* [YOUR INSTRUCTIONS]:
Copy the records that follow exactly as written, but not their pictures.

+++ RECORDS SHOWN +++

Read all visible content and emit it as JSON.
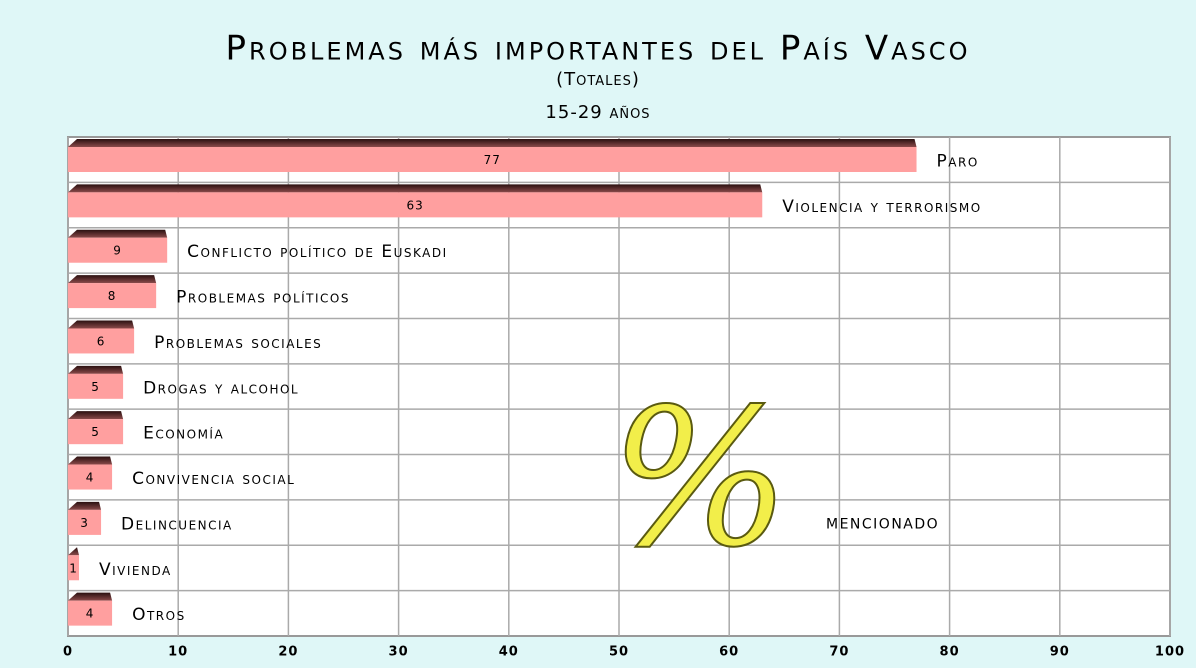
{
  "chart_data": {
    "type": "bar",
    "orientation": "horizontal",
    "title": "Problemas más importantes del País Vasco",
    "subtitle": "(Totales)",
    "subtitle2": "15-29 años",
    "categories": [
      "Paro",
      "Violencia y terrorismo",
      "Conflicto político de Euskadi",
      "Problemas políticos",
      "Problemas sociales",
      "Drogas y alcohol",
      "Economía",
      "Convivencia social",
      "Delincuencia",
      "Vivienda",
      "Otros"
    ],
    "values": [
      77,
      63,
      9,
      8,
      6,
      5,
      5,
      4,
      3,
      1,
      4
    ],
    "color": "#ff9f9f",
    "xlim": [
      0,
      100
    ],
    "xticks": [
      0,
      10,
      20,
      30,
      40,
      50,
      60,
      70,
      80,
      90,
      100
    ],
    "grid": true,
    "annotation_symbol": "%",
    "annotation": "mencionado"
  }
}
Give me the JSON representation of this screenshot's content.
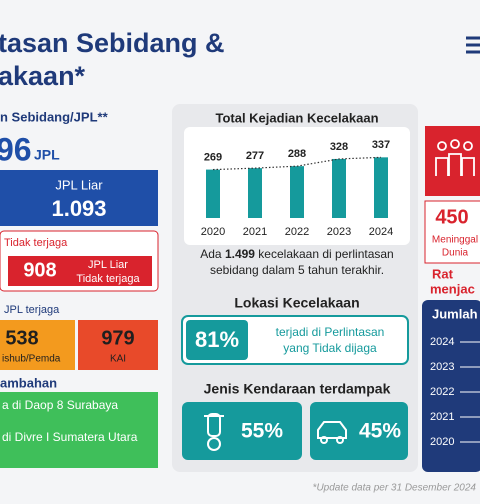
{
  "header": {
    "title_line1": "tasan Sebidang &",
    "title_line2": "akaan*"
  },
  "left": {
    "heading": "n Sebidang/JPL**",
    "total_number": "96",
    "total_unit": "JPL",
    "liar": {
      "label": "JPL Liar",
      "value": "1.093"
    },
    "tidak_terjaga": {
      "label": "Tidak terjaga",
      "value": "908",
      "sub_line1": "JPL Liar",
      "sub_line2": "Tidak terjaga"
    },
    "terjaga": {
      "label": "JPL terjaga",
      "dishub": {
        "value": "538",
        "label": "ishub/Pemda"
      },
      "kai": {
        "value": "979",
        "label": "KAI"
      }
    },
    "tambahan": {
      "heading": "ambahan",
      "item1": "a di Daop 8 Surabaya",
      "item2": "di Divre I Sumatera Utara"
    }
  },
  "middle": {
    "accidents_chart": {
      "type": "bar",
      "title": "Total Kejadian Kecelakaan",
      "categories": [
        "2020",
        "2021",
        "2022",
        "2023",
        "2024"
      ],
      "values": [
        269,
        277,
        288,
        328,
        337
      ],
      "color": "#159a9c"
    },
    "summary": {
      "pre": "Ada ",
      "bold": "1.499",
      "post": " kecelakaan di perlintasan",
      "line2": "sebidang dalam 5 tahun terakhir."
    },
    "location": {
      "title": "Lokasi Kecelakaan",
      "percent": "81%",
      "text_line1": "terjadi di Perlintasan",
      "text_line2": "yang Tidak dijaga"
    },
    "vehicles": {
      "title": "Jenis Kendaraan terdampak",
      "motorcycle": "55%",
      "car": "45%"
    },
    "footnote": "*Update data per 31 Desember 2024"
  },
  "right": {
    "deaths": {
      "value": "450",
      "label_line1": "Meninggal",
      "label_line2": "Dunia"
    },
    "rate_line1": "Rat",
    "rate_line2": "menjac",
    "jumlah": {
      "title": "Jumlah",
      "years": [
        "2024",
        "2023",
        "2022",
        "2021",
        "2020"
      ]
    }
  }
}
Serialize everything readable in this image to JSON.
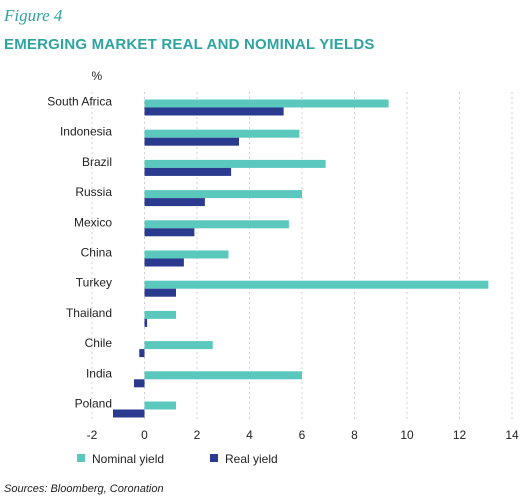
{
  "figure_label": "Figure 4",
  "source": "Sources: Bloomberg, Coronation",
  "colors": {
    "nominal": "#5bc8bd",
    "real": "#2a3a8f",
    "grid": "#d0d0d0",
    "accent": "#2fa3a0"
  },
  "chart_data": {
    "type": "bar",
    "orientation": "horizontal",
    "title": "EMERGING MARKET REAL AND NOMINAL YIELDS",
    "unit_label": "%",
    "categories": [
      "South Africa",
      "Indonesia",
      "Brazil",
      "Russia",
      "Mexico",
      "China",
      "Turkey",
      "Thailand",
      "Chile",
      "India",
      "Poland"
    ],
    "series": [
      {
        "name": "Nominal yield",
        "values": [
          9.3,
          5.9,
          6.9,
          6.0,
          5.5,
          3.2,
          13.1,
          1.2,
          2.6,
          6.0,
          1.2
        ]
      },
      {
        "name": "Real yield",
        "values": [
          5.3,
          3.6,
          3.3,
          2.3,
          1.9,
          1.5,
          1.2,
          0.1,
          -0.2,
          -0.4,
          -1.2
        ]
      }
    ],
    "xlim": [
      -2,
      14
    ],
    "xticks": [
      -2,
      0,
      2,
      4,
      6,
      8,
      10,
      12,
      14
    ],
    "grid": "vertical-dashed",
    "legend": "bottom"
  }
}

+++

* [FINISHED ANSWER]:
Read all visible content and emit it as JSON.
{
  "chart_data": {
    "type": "bar",
    "orientation": "horizontal",
    "title": "Problemas más importantes del País Vasco",
    "subtitle": "(Totales)",
    "subtitle2": "15-29 años",
    "categories": [
      "Paro",
      "Violencia y terrorismo",
      "Conflicto político de Euskadi",
      "Problemas políticos",
      "Problemas sociales",
      "Drogas y alcohol",
      "Economía",
      "Convivencia social",
      "Delincuencia",
      "Vivienda",
      "Otros"
    ],
    "values": [
      77,
      63,
      9,
      8,
      6,
      5,
      5,
      4,
      3,
      1,
      4
    ],
    "color": "#ff9f9f",
    "xlim": [
      0,
      100
    ],
    "xticks": [
      0,
      10,
      20,
      30,
      40,
      50,
      60,
      70,
      80,
      90,
      100
    ],
    "grid": true,
    "annotation_symbol": "%",
    "annotation": "mencionado"
  }
}
Give me the JSON representation of this screenshot's content.
{
  "header": {
    "title_line1": "tasan Sebidang &",
    "title_line2": "akaan*"
  },
  "left": {
    "heading": "n Sebidang/JPL**",
    "total_number": "96",
    "total_unit": "JPL",
    "liar": {
      "label": "JPL Liar",
      "value": "1.093"
    },
    "tidak_terjaga": {
      "label": "Tidak terjaga",
      "value": "908",
      "sub_line1": "JPL Liar",
      "sub_line2": "Tidak terjaga"
    },
    "terjaga": {
      "label": "JPL terjaga",
      "dishub": {
        "value": "538",
        "label": "ishub/Pemda"
      },
      "kai": {
        "value": "979",
        "label": "KAI"
      }
    },
    "tambahan": {
      "heading": "ambahan",
      "item1": "a di Daop 8 Surabaya",
      "item2": "di Divre I Sumatera Utara"
    }
  },
  "middle": {
    "accidents_chart": {
      "type": "bar",
      "title": "Total Kejadian Kecelakaan",
      "categories": [
        "2020",
        "2021",
        "2022",
        "2023",
        "2024"
      ],
      "values": [
        269,
        277,
        288,
        328,
        337
      ],
      "color": "#159a9c"
    },
    "summary": {
      "pre": "Ada ",
      "bold": "1.499",
      "post": " kecelakaan di perlintasan",
      "line2": "sebidang dalam 5 tahun terakhir."
    },
    "location": {
      "title": "Lokasi Kecelakaan",
      "percent": "81%",
      "text_line1": "terjadi di Perlintasan",
      "text_line2": "yang Tidak dijaga"
    },
    "vehicles": {
      "title": "Jenis Kendaraan terdampak",
      "motorcycle": "55%",
      "car": "45%"
    },
    "footnote": "*Update data per 31 Desember 2024"
  },
  "right": {
    "deaths": {
      "value": "450",
      "label_line1": "Meninggal",
      "label_line2": "Dunia"
    },
    "rate_line1": "Rat",
    "rate_line2": "menjac",
    "jumlah": {
      "title": "Jumlah",
      "years": [
        "2024",
        "2023",
        "2022",
        "2021",
        "2020"
      ]
    }
  }
}
Serialize everything readable in this image to JSON.
{
  "figure_label": "Figure 4",
  "source": "Sources: Bloomberg, Coronation",
  "colors": {
    "nominal": "#5bc8bd",
    "real": "#2a3a8f",
    "grid": "#d0d0d0",
    "accent": "#2fa3a0"
  },
  "chart_data": {
    "type": "bar",
    "orientation": "horizontal",
    "title": "EMERGING MARKET REAL AND NOMINAL YIELDS",
    "unit_label": "%",
    "categories": [
      "South Africa",
      "Indonesia",
      "Brazil",
      "Russia",
      "Mexico",
      "China",
      "Turkey",
      "Thailand",
      "Chile",
      "India",
      "Poland"
    ],
    "series": [
      {
        "name": "Nominal yield",
        "values": [
          9.3,
          5.9,
          6.9,
          6.0,
          5.5,
          3.2,
          13.1,
          1.2,
          2.6,
          6.0,
          1.2
        ]
      },
      {
        "name": "Real yield",
        "values": [
          5.3,
          3.6,
          3.3,
          2.3,
          1.9,
          1.5,
          1.2,
          0.1,
          -0.2,
          -0.4,
          -1.2
        ]
      }
    ],
    "xlim": [
      -2,
      14
    ],
    "xticks": [
      -2,
      0,
      2,
      4,
      6,
      8,
      10,
      12,
      14
    ],
    "grid": "vertical-dashed",
    "legend": "bottom"
  }
}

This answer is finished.